▸ **REQUEST**: Gather all lines from the material that contain "icon".

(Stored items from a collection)
[start]

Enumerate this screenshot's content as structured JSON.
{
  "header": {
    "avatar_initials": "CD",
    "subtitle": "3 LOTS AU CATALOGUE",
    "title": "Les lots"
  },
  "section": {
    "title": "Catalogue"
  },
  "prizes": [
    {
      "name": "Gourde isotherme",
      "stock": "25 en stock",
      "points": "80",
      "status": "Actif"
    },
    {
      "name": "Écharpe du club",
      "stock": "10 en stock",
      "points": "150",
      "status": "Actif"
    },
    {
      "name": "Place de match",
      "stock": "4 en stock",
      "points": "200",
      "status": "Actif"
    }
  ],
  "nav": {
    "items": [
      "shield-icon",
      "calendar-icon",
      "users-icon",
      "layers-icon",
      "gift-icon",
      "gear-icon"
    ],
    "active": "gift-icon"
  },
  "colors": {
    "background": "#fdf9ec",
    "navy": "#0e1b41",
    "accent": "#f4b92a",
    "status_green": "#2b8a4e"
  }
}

[end]

▸ **EXPECTED ANSWER**:
      "shield-icon",
      "calendar-icon",
      "users-icon",
      "layers-icon",
      "gift-icon",
      "gear-icon"
    "active": "gift-icon"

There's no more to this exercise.